-- Data for this exercise start --

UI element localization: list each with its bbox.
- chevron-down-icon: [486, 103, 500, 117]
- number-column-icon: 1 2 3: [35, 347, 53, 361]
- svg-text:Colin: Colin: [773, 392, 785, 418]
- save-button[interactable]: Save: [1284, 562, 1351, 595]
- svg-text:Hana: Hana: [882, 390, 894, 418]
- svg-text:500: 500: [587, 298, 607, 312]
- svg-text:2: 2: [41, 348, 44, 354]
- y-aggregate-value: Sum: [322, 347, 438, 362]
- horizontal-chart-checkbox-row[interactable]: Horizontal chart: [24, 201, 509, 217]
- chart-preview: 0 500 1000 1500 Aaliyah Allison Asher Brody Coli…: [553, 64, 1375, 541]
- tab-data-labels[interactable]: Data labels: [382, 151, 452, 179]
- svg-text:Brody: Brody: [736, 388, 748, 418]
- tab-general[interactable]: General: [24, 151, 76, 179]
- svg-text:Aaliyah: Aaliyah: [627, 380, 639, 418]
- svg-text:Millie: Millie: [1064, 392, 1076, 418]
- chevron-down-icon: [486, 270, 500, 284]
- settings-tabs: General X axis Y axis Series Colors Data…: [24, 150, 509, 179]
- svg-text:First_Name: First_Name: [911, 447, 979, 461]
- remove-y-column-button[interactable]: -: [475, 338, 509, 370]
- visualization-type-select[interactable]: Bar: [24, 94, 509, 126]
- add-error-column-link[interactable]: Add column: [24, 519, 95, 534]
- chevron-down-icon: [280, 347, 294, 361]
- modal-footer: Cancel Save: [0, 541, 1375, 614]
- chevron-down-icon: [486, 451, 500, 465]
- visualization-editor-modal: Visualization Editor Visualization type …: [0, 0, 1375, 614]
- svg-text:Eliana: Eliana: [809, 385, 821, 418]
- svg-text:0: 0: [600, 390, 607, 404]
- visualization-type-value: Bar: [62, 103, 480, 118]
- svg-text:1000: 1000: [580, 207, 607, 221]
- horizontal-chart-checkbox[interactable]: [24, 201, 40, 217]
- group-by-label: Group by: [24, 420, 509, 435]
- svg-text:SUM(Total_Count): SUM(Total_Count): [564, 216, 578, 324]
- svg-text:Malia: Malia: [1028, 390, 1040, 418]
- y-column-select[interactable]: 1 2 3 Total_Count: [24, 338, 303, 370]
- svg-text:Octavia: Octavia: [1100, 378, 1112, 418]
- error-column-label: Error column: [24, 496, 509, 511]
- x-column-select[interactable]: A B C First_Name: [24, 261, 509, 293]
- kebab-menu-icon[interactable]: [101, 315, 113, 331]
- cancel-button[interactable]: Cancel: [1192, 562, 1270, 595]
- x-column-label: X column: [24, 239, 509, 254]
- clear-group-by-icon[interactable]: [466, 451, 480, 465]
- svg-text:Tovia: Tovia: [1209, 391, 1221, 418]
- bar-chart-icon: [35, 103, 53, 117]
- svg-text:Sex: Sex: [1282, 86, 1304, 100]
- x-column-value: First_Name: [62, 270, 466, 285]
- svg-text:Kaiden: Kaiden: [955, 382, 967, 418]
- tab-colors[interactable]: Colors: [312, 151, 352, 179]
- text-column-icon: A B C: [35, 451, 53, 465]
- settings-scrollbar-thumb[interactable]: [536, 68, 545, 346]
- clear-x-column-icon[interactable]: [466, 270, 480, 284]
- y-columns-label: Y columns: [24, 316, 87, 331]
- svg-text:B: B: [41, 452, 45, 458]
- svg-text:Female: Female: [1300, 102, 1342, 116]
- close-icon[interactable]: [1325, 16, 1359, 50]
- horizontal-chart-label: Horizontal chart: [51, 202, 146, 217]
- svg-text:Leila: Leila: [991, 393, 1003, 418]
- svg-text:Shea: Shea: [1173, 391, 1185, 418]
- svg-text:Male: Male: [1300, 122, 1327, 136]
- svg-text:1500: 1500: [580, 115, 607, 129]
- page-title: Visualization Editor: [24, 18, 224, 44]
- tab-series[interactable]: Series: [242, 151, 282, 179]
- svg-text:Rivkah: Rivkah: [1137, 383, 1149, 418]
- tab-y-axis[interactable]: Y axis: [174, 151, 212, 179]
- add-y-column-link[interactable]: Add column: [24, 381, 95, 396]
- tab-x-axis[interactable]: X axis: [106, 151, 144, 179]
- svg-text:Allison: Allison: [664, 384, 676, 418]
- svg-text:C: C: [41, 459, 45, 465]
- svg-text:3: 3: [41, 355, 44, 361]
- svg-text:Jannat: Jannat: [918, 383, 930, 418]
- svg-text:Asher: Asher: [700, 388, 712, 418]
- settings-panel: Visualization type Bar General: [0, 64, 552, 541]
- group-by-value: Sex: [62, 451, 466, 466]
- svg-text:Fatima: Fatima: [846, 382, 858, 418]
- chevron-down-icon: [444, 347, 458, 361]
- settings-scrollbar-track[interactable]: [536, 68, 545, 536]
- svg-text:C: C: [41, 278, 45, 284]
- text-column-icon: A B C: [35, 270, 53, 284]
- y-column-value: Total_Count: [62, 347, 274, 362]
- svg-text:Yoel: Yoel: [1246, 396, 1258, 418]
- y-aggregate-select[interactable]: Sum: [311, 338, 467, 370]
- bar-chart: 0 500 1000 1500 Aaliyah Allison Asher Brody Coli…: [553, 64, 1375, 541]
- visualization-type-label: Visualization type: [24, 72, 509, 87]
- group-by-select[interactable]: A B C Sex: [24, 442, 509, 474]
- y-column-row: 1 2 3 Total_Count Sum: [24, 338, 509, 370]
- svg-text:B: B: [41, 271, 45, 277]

-- Data for this exercise end --

* Task prompt *
Format every line of the records as a numbered list, leaving out any blank lines.

* Solution to this task *
1. UI element localization: list each with its bbox.
2. - chevron-down-icon: [486, 103, 500, 117]
3. - number-column-icon: 1 2 3: [35, 347, 53, 361]
4. - svg-text:Colin: Colin: [773, 392, 785, 418]
5. - save-button[interactable]: Save: [1284, 562, 1351, 595]
6. - svg-text:Hana: Hana: [882, 390, 894, 418]
7. - svg-text:500: 500: [587, 298, 607, 312]
8. - svg-text:2: 2: [41, 348, 44, 354]
9. - y-aggregate-value: Sum: [322, 347, 438, 362]
10. - horizontal-chart-checkbox-row[interactable]: Horizontal chart: [24, 201, 509, 217]
11. - chart-preview: 0 500 1000 1500 Aaliyah Allison Asher Brody Coli…: [553, 64, 1375, 541]
12. - tab-data-labels[interactable]: Data labels: [382, 151, 452, 179]
13. - svg-text:Brody: Brody: [736, 388, 748, 418]
14. - tab-general[interactable]: General: [24, 151, 76, 179]
15. - svg-text:Aaliyah: Aaliyah: [627, 380, 639, 418]
16. - svg-text:Millie: Millie: [1064, 392, 1076, 418]
17. - chevron-down-icon: [486, 270, 500, 284]
18. - settings-tabs: General X axis Y axis Series Colors Data…: [24, 150, 509, 179]
19. - svg-text:First_Name: First_Name: [911, 447, 979, 461]
20. - remove-y-column-button[interactable]: -: [475, 338, 509, 370]
21. - visualization-type-select[interactable]: Bar: [24, 94, 509, 126]
22. - add-error-column-link[interactable]: Add column: [24, 519, 95, 534]
23. - chevron-down-icon: [280, 347, 294, 361]
24. - modal-footer: Cancel Save: [0, 541, 1375, 614]
25. - chevron-down-icon: [486, 451, 500, 465]
26. - visualization-editor-modal: Visualization Editor Visualization type …: [0, 0, 1375, 614]
27. - svg-text:Eliana: Eliana: [809, 385, 821, 418]
28. - svg-text:0: 0: [600, 390, 607, 404]
29. - visualization-type-value: Bar: [62, 103, 480, 118]
30. - svg-text:1000: 1000: [580, 207, 607, 221]
31. - horizontal-chart-checkbox[interactable]: [24, 201, 40, 217]
32. - group-by-label: Group by: [24, 420, 509, 435]
33. - svg-text:SUM(Total_Count): SUM(Total_Count): [564, 216, 578, 324]
34. - svg-text:Malia: Malia: [1028, 390, 1040, 418]
35. - y-column-select[interactable]: 1 2 3 Total_Count: [24, 338, 303, 370]
36. - svg-text:Octavia: Octavia: [1100, 378, 1112, 418]
37. - error-column-label: Error column: [24, 496, 509, 511]
38. - x-column-select[interactable]: A B C First_Name: [24, 261, 509, 293]
39. - kebab-menu-icon[interactable]: [101, 315, 113, 331]
40. - cancel-button[interactable]: Cancel: [1192, 562, 1270, 595]
41. - x-column-label: X column: [24, 239, 509, 254]
42. - clear-group-by-icon[interactable]: [466, 451, 480, 465]
43. - svg-text:Tovia: Tovia: [1209, 391, 1221, 418]
44. - bar-chart-icon: [35, 103, 53, 117]
45. - svg-text:Sex: Sex: [1282, 86, 1304, 100]
46. - x-column-value: First_Name: [62, 270, 466, 285]
47. - svg-text:Kaiden: Kaiden: [955, 382, 967, 418]
48. - tab-colors[interactable]: Colors: [312, 151, 352, 179]
49. - text-column-icon: A B C: [35, 451, 53, 465]
50. - settings-scrollbar-thumb[interactable]: [536, 68, 545, 346]
51. - clear-x-column-icon[interactable]: [466, 270, 480, 284]
52. - y-columns-label: Y columns: [24, 316, 87, 331]
53. - svg-text:B: B: [41, 452, 45, 458]
54. - svg-text:Female: Female: [1300, 102, 1342, 116]
55. - close-icon[interactable]: [1325, 16, 1359, 50]
56. - horizontal-chart-label: Horizontal chart: [51, 202, 146, 217]
57. - svg-text:Leila: Leila: [991, 393, 1003, 418]
58. - svg-text:Shea: Shea: [1173, 391, 1185, 418]
59. - svg-text:Male: Male: [1300, 122, 1327, 136]
60. - svg-text:1500: 1500: [580, 115, 607, 129]
61. - page-title: Visualization Editor: [24, 18, 224, 44]
62. - tab-series[interactable]: Series: [242, 151, 282, 179]
63. - svg-text:Rivkah: Rivkah: [1137, 383, 1149, 418]
64. - tab-y-axis[interactable]: Y axis: [174, 151, 212, 179]
65. - add-y-column-link[interactable]: Add column: [24, 381, 95, 396]
66. - tab-x-axis[interactable]: X axis: [106, 151, 144, 179]
67. - svg-text:Allison: Allison: [664, 384, 676, 418]
68. - svg-text:C: C: [41, 459, 45, 465]
69. - svg-text:3: 3: [41, 355, 44, 361]
70. - svg-text:Jannat: Jannat: [918, 383, 930, 418]
71. - svg-text:Asher: Asher: [700, 388, 712, 418]
72. - settings-panel: Visualization type Bar General: [0, 64, 552, 541]
73. - group-by-value: Sex: [62, 451, 466, 466]
74. - svg-text:Fatima: Fatima: [846, 382, 858, 418]
75. - chevron-down-icon: [444, 347, 458, 361]
76. - settings-scrollbar-track[interactable]: [536, 68, 545, 536]
77. - svg-text:C: C: [41, 278, 45, 284]
78. - text-column-icon: A B C: [35, 270, 53, 284]
79. - y-column-value: Total_Count: [62, 347, 274, 362]
80. - svg-text:Yoel: Yoel: [1246, 396, 1258, 418]
81. - y-aggregate-select[interactable]: Sum: [311, 338, 467, 370]
82. - bar-chart: 0 500 1000 1500 Aaliyah Allison Asher Brody Coli…: [553, 64, 1375, 541]
83. - visualization-type-label: Visualization type: [24, 72, 509, 87]
84. - group-by-select[interactable]: A B C Sex: [24, 442, 509, 474]
85. - y-column-row: 1 2 3 Total_Count Sum: [24, 338, 509, 370]
86. - svg-text:B: B: [41, 271, 45, 277]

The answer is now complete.